WHAT THE EXERCISE ASKS
Reproduce every row below word for word, omitting the pictures.

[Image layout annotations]
[BEGIN]
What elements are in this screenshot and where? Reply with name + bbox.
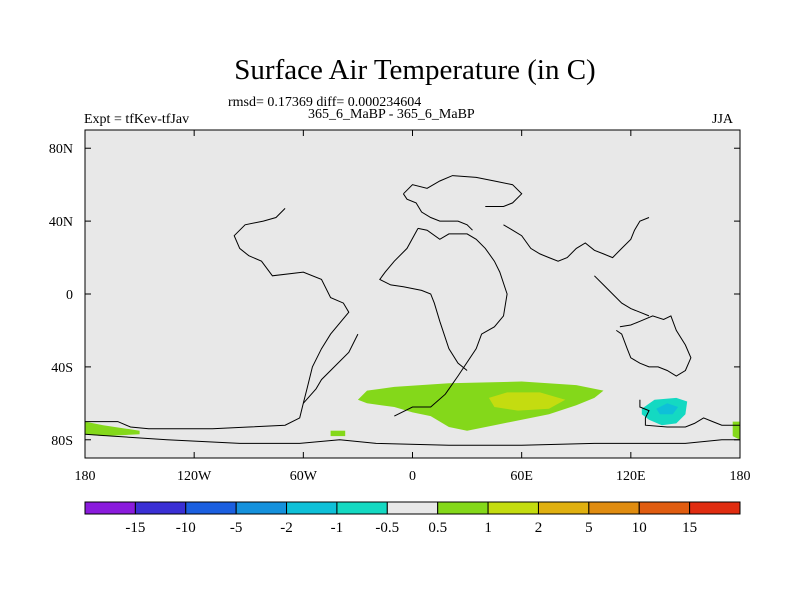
- coastline-9: [616, 315, 692, 377]
- x-tick-label: 120W: [177, 469, 212, 484]
- anomaly-layer: [85, 381, 740, 440]
- colorbar-swatch: [638, 501, 691, 515]
- antarctic-patch-west: [85, 421, 140, 437]
- colorbar-swatch: [134, 501, 187, 515]
- axis-layer: 180 120W 60W 0 60E 120E 180 80N 40N 0 40S 80S: [49, 130, 751, 484]
- colorbar-swatch: [286, 501, 338, 515]
- x-tick-label: 0: [409, 469, 416, 484]
- colorbar-swatch: [235, 501, 288, 515]
- colorbar-label: -5: [230, 520, 243, 536]
- coastline-2: [84, 433, 740, 446]
- colorbar-swatch: [185, 501, 237, 515]
- colorbar-label: 10: [632, 520, 647, 536]
- y-tick-label: 40N: [49, 215, 73, 230]
- colorbar-label: 15: [682, 520, 697, 536]
- x-tick-label: 60E: [510, 469, 533, 484]
- colorbar-label: -15: [125, 520, 145, 536]
- stats-line: rmsd= 0.17369 diff= 0.000234604: [228, 95, 422, 110]
- coastline-4: [379, 228, 468, 371]
- colorbar: -15 -10 -5 -2 -1 -0.5 0.5 1 2 5 10 15: [84, 501, 741, 536]
- australia-south-core: [656, 403, 679, 415]
- coastline-1: [302, 333, 359, 404]
- y-tick-label: 80S: [51, 434, 73, 449]
- colorbar-label: 2: [535, 520, 543, 536]
- y-tick-label: 0: [66, 288, 73, 303]
- colorbar-swatch: [386, 501, 439, 515]
- coastline-5: [402, 193, 473, 231]
- coastline-layer: [84, 175, 740, 446]
- experiment-label: Expt = tfKev-tfJav: [84, 112, 190, 127]
- colorbar-swatch: [689, 501, 741, 515]
- ross-sea-patch: [330, 430, 346, 437]
- season-label: JJA: [712, 112, 734, 127]
- coastline-7: [503, 217, 650, 262]
- colorbar-swatch: [437, 501, 489, 515]
- coastline-3: [394, 227, 508, 417]
- colorbar-label: -1: [331, 520, 344, 536]
- colorbar-swatch: [487, 501, 539, 515]
- colorbar-swatch: [84, 501, 136, 515]
- coastline-6: [403, 175, 523, 207]
- colorbar-swatch: [537, 501, 590, 515]
- coastline-10: [639, 399, 740, 428]
- x-tick-label: 60W: [290, 469, 318, 484]
- x-tick-label: 180: [730, 469, 751, 484]
- y-tick-label: 80N: [49, 142, 73, 157]
- x-tick-label: 120E: [616, 469, 646, 484]
- colorbar-swatch: [588, 501, 640, 515]
- x-tick-label: 180: [75, 469, 96, 484]
- period-label: 365_6_MaBP - 365_6_MaBP: [308, 107, 475, 122]
- indian-ocean-core: [488, 392, 566, 411]
- colorbar-label: 0.5: [428, 520, 447, 536]
- colorbar-swatch: [336, 501, 388, 515]
- colorbar-label: 5: [585, 520, 593, 536]
- colorbar-label: -2: [280, 520, 293, 536]
- coastline-8: [594, 275, 650, 317]
- antarctic-patch-east: [732, 421, 740, 440]
- chart-title: Surface Air Temperature (in C): [234, 54, 596, 86]
- colorbar-label: -0.5: [375, 520, 399, 536]
- colorbar-label: 1: [484, 520, 492, 536]
- colorbar-label: -10: [176, 520, 196, 536]
- coastline-0: [85, 208, 350, 430]
- y-tick-label: 40S: [51, 361, 73, 376]
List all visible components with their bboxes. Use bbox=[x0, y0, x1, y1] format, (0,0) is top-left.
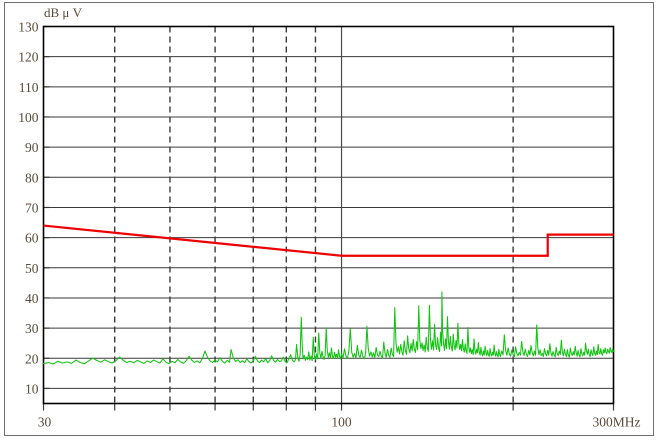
[END]
EXPECTED ANSWER
What elements are in this screenshot and where? Reply with name + bbox.
- coastline-9: [616, 315, 692, 377]
- x-tick-label: 120W: [177, 469, 212, 484]
- anomaly-layer: [85, 381, 740, 440]
- colorbar-swatch: [638, 501, 691, 515]
- antarctic-patch-west: [85, 421, 140, 437]
- colorbar-swatch: [134, 501, 187, 515]
- axis-layer: 180 120W 60W 0 60E 120E 180 80N 40N 0 40S 80S: [49, 130, 751, 484]
- colorbar-swatch: [286, 501, 338, 515]
- x-tick-label: 0: [409, 469, 416, 484]
- colorbar-swatch: [235, 501, 288, 515]
- colorbar-label: -5: [230, 520, 243, 536]
- coastline-2: [84, 433, 740, 446]
- colorbar-swatch: [185, 501, 237, 515]
- colorbar-label: 10: [632, 520, 647, 536]
- y-tick-label: 40N: [49, 215, 73, 230]
- colorbar-label: 15: [682, 520, 697, 536]
- x-tick-label: 60E: [510, 469, 533, 484]
- colorbar-label: -15: [125, 520, 145, 536]
- stats-line: rmsd= 0.17369 diff= 0.000234604: [228, 95, 422, 110]
- coastline-4: [379, 228, 468, 371]
- colorbar: -15 -10 -5 -2 -1 -0.5 0.5 1 2 5 10 15: [84, 501, 741, 536]
- australia-south-core: [656, 403, 679, 415]
- coastline-1: [302, 333, 359, 404]
- y-tick-label: 80S: [51, 434, 73, 449]
- colorbar-label: 2: [535, 520, 543, 536]
- y-tick-label: 0: [66, 288, 73, 303]
- colorbar-swatch: [386, 501, 439, 515]
- coastline-5: [402, 193, 473, 231]
- coastline-layer: [84, 175, 740, 446]
- experiment-label: Expt = tfKev-tfJav: [84, 112, 190, 127]
- colorbar-swatch: [689, 501, 741, 515]
- ross-sea-patch: [330, 430, 346, 437]
- season-label: JJA: [712, 112, 734, 127]
- coastline-7: [503, 217, 650, 262]
- colorbar-swatch: [437, 501, 489, 515]
- coastline-3: [394, 227, 508, 417]
- colorbar-label: -1: [331, 520, 344, 536]
- colorbar-swatch: [487, 501, 539, 515]
- colorbar-swatch: [84, 501, 136, 515]
- coastline-6: [403, 175, 523, 207]
- colorbar-swatch: [537, 501, 590, 515]
- coastline-10: [639, 399, 740, 428]
- x-tick-label: 60W: [290, 469, 318, 484]
- x-tick-label: 180: [730, 469, 751, 484]
- y-tick-label: 80N: [49, 142, 73, 157]
- x-tick-label: 120E: [616, 469, 646, 484]
- colorbar-swatch: [588, 501, 640, 515]
- x-tick-label: 180: [75, 469, 96, 484]
- period-label: 365_6_MaBP - 365_6_MaBP: [308, 107, 475, 122]
- indian-ocean-core: [488, 392, 566, 411]
- colorbar-label: 0.5: [428, 520, 447, 536]
- colorbar-swatch: [336, 501, 388, 515]
- colorbar-label: 5: [585, 520, 593, 536]
- colorbar-label: -2: [280, 520, 293, 536]
- coastline-8: [594, 275, 650, 317]
- antarctic-patch-east: [732, 421, 740, 440]
- chart-title: Surface Air Temperature (in C): [234, 54, 596, 86]
- colorbar-label: -0.5: [375, 520, 399, 536]
- colorbar-label: 1: [484, 520, 492, 536]
- colorbar-label: -10: [176, 520, 196, 536]
- coastline-0: [85, 208, 350, 430]
- y-tick-label: 40S: [51, 361, 73, 376]
List all visible components with their bboxes. Use bbox=[x0, y0, x1, y1] format, (0,0) is top-left.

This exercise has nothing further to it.